- STATED TASK
Reproduce every entry below verbatim, line for line.

- EXTRACTED INFORMATION
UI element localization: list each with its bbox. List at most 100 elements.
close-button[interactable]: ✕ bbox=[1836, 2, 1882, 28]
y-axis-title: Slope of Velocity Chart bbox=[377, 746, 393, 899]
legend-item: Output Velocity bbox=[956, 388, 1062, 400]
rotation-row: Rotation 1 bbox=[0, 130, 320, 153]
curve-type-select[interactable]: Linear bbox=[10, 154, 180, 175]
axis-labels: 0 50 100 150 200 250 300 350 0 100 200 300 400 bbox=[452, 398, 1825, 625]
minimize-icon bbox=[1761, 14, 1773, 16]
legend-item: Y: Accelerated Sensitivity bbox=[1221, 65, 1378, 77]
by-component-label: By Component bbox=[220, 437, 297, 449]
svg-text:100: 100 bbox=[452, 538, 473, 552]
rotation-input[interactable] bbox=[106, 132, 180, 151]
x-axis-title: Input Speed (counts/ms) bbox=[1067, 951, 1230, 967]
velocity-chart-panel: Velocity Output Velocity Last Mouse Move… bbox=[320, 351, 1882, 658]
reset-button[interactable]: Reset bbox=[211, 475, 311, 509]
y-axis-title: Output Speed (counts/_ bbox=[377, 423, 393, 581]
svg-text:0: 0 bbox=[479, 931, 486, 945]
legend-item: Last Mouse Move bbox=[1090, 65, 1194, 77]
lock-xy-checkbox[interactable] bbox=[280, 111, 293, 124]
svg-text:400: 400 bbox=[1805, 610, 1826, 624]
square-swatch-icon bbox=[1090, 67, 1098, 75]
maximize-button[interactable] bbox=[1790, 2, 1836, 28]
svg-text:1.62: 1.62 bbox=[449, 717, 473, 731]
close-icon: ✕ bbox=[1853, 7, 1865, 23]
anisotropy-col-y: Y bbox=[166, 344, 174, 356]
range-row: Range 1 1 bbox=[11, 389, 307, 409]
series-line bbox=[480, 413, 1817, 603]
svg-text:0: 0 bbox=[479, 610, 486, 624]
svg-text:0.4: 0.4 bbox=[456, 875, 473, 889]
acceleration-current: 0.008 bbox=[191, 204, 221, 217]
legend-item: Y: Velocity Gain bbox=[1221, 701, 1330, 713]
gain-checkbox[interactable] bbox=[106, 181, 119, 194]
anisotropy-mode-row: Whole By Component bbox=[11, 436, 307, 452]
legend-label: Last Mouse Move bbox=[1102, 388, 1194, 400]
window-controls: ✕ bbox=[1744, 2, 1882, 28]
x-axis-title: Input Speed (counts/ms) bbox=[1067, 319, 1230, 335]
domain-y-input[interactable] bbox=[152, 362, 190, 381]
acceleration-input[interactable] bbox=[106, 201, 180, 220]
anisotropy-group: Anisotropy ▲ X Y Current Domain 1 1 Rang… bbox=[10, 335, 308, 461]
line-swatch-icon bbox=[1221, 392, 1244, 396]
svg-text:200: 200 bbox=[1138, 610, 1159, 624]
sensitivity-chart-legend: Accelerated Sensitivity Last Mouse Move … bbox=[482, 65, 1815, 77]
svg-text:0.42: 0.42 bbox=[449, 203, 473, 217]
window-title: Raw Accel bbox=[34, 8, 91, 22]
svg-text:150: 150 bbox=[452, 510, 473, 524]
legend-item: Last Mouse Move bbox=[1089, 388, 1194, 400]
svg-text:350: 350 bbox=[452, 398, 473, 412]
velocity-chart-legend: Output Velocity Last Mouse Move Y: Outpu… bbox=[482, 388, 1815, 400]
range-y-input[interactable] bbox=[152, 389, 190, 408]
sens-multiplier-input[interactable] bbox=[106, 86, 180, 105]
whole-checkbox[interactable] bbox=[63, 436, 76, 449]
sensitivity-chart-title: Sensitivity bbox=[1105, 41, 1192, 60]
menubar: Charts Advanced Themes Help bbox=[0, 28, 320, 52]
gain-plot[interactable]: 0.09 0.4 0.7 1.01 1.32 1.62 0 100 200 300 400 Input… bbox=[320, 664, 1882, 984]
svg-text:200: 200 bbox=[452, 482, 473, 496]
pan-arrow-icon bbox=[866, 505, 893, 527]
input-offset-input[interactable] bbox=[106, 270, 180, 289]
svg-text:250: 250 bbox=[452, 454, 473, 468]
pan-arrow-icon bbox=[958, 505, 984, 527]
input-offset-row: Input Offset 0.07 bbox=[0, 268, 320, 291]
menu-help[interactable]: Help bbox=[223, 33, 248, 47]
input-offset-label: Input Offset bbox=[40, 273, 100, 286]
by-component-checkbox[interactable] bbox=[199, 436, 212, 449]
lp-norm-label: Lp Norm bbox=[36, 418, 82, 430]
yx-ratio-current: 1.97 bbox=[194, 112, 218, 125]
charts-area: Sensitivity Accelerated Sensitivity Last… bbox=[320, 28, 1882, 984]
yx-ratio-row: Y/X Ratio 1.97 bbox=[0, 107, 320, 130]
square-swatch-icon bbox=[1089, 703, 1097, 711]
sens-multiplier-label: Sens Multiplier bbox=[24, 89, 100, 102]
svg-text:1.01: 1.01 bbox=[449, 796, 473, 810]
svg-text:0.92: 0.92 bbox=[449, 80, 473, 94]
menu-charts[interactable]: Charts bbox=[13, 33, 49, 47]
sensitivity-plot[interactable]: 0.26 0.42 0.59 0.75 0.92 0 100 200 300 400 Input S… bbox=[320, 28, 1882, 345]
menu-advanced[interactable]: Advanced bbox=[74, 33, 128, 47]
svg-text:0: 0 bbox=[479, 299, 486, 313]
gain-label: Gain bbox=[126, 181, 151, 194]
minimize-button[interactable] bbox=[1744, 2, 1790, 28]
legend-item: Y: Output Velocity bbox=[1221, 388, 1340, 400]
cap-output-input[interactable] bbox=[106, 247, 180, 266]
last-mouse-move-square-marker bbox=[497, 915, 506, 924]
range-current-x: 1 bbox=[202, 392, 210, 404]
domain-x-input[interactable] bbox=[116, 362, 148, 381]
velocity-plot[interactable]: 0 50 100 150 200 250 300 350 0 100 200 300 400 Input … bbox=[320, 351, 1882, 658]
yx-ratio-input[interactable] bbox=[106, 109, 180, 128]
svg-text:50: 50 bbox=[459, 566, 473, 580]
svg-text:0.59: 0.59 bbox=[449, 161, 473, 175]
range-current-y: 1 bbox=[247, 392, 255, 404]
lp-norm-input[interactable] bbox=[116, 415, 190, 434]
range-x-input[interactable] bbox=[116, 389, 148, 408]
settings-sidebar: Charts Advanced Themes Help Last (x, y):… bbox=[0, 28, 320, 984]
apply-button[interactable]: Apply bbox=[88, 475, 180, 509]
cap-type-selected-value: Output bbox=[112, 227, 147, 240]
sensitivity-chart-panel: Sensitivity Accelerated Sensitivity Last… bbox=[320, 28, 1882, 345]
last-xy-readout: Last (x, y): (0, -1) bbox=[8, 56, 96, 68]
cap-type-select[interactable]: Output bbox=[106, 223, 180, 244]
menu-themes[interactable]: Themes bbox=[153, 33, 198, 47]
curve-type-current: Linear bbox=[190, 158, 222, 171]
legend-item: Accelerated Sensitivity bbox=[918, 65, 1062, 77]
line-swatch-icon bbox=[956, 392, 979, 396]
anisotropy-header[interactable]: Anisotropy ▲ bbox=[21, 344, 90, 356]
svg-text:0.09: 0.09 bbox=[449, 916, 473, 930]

- TASK RESULT
UI element localization: list each with its bbox. List at most 100 elements.
close-button[interactable]: ✕ bbox=[1836, 2, 1882, 28]
y-axis-title: Slope of Velocity Chart bbox=[377, 746, 393, 899]
legend-item: Output Velocity bbox=[956, 388, 1062, 400]
rotation-row: Rotation 1 bbox=[0, 130, 320, 153]
curve-type-select[interactable]: Linear bbox=[10, 154, 180, 175]
axis-labels: 0 50 100 150 200 250 300 350 0 100 200 300 400 bbox=[452, 398, 1825, 625]
minimize-icon bbox=[1761, 14, 1773, 16]
legend-item: Y: Accelerated Sensitivity bbox=[1221, 65, 1378, 77]
by-component-label: By Component bbox=[220, 437, 297, 449]
svg-text:100: 100 bbox=[452, 538, 473, 552]
rotation-input[interactable] bbox=[106, 132, 180, 151]
x-axis-title: Input Speed (counts/ms) bbox=[1067, 951, 1230, 967]
velocity-chart-panel: Velocity Output Velocity Last Mouse Move… bbox=[320, 351, 1882, 658]
reset-button[interactable]: Reset bbox=[211, 475, 311, 509]
y-axis-title: Output Speed (counts/_ bbox=[377, 423, 393, 581]
svg-text:0: 0 bbox=[479, 931, 486, 945]
legend-item: Last Mouse Move bbox=[1090, 65, 1194, 77]
lock-xy-checkbox[interactable] bbox=[280, 111, 293, 124]
svg-text:400: 400 bbox=[1805, 610, 1826, 624]
square-swatch-icon bbox=[1090, 67, 1098, 75]
maximize-button[interactable] bbox=[1790, 2, 1836, 28]
svg-text:1.62: 1.62 bbox=[449, 717, 473, 731]
close-icon: ✕ bbox=[1853, 7, 1865, 23]
anisotropy-col-y: Y bbox=[166, 344, 174, 356]
range-row: Range 1 1 bbox=[11, 389, 307, 409]
series-line bbox=[480, 413, 1817, 603]
svg-text:0: 0 bbox=[479, 610, 486, 624]
svg-text:0.4: 0.4 bbox=[456, 875, 473, 889]
acceleration-current: 0.008 bbox=[191, 204, 221, 217]
legend-item: Y: Velocity Gain bbox=[1221, 701, 1330, 713]
gain-checkbox[interactable] bbox=[106, 181, 119, 194]
anisotropy-mode-row: Whole By Component bbox=[11, 436, 307, 452]
legend-label: Last Mouse Move bbox=[1102, 388, 1194, 400]
window-controls: ✕ bbox=[1744, 2, 1882, 28]
x-axis-title: Input Speed (counts/ms) bbox=[1067, 319, 1230, 335]
domain-y-input[interactable] bbox=[152, 362, 190, 381]
acceleration-input[interactable] bbox=[106, 201, 180, 220]
anisotropy-group: Anisotropy ▲ X Y Current Domain 1 1 Rang… bbox=[10, 335, 308, 461]
line-swatch-icon bbox=[1221, 392, 1244, 396]
svg-text:200: 200 bbox=[1138, 610, 1159, 624]
sensitivity-chart-legend: Accelerated Sensitivity Last Mouse Move … bbox=[482, 65, 1815, 77]
svg-text:0.42: 0.42 bbox=[449, 203, 473, 217]
window-title: Raw Accel bbox=[34, 8, 91, 22]
svg-text:150: 150 bbox=[452, 510, 473, 524]
legend-item: Last Mouse Move bbox=[1089, 388, 1194, 400]
svg-text:350: 350 bbox=[452, 398, 473, 412]
velocity-chart-legend: Output Velocity Last Mouse Move Y: Outpu… bbox=[482, 388, 1815, 400]
range-y-input[interactable] bbox=[152, 389, 190, 408]
sens-multiplier-input[interactable] bbox=[106, 86, 180, 105]
whole-checkbox[interactable] bbox=[63, 436, 76, 449]
sensitivity-chart-title: Sensitivity bbox=[1105, 41, 1192, 60]
menubar: Charts Advanced Themes Help bbox=[0, 28, 320, 52]
gain-plot[interactable]: 0.09 0.4 0.7 1.01 1.32 1.62 0 100 200 300 400 Input… bbox=[320, 664, 1882, 984]
svg-text:200: 200 bbox=[452, 482, 473, 496]
pan-arrow-icon bbox=[866, 505, 893, 527]
input-offset-input[interactable] bbox=[106, 270, 180, 289]
svg-text:250: 250 bbox=[452, 454, 473, 468]
pan-arrow-icon bbox=[958, 505, 984, 527]
input-offset-row: Input Offset 0.07 bbox=[0, 268, 320, 291]
menu-help[interactable]: Help bbox=[223, 33, 248, 47]
input-offset-label: Input Offset bbox=[40, 273, 100, 286]
by-component-checkbox[interactable] bbox=[199, 436, 212, 449]
lp-norm-label: Lp Norm bbox=[36, 418, 82, 430]
yx-ratio-current: 1.97 bbox=[194, 112, 218, 125]
charts-area: Sensitivity Accelerated Sensitivity Last… bbox=[320, 28, 1882, 984]
yx-ratio-row: Y/X Ratio 1.97 bbox=[0, 107, 320, 130]
square-swatch-icon bbox=[1089, 703, 1097, 711]
sens-multiplier-label: Sens Multiplier bbox=[24, 89, 100, 102]
svg-text:1.01: 1.01 bbox=[449, 796, 473, 810]
svg-text:0.92: 0.92 bbox=[449, 80, 473, 94]
menu-charts[interactable]: Charts bbox=[13, 33, 49, 47]
sensitivity-plot[interactable]: 0.26 0.42 0.59 0.75 0.92 0 100 200 300 400 Input S… bbox=[320, 28, 1882, 345]
menu-advanced[interactable]: Advanced bbox=[74, 33, 128, 47]
svg-text:0: 0 bbox=[479, 299, 486, 313]
gain-label: Gain bbox=[126, 181, 151, 194]
minimize-button[interactable] bbox=[1744, 2, 1790, 28]
legend-item: Y: Output Velocity bbox=[1221, 388, 1340, 400]
cap-output-input[interactable] bbox=[106, 247, 180, 266]
last-mouse-move-square-marker bbox=[497, 915, 506, 924]
range-current-x: 1 bbox=[202, 392, 210, 404]
domain-x-input[interactable] bbox=[116, 362, 148, 381]
velocity-plot[interactable]: 0 50 100 150 200 250 300 350 0 100 200 300 400 Input … bbox=[320, 351, 1882, 658]
yx-ratio-input[interactable] bbox=[106, 109, 180, 128]
svg-text:50: 50 bbox=[459, 566, 473, 580]
svg-text:0.59: 0.59 bbox=[449, 161, 473, 175]
range-current-y: 1 bbox=[247, 392, 255, 404]
lp-norm-input[interactable] bbox=[116, 415, 190, 434]
range-x-input[interactable] bbox=[116, 389, 148, 408]
settings-sidebar: Charts Advanced Themes Help Last (x, y):… bbox=[0, 28, 320, 984]
apply-button[interactable]: Apply bbox=[88, 475, 180, 509]
cap-type-selected-value: Output bbox=[112, 227, 147, 240]
sensitivity-chart-panel: Sensitivity Accelerated Sensitivity Last… bbox=[320, 28, 1882, 345]
last-xy-readout: Last (x, y): (0, -1) bbox=[8, 56, 96, 68]
cap-type-select[interactable]: Output bbox=[106, 223, 180, 244]
menu-themes[interactable]: Themes bbox=[153, 33, 198, 47]
curve-type-current: Linear bbox=[190, 158, 222, 171]
legend-item: Accelerated Sensitivity bbox=[918, 65, 1062, 77]
line-swatch-icon bbox=[956, 392, 979, 396]
anisotropy-header[interactable]: Anisotropy ▲ bbox=[21, 344, 90, 356]
svg-text:0.09: 0.09 bbox=[449, 916, 473, 930]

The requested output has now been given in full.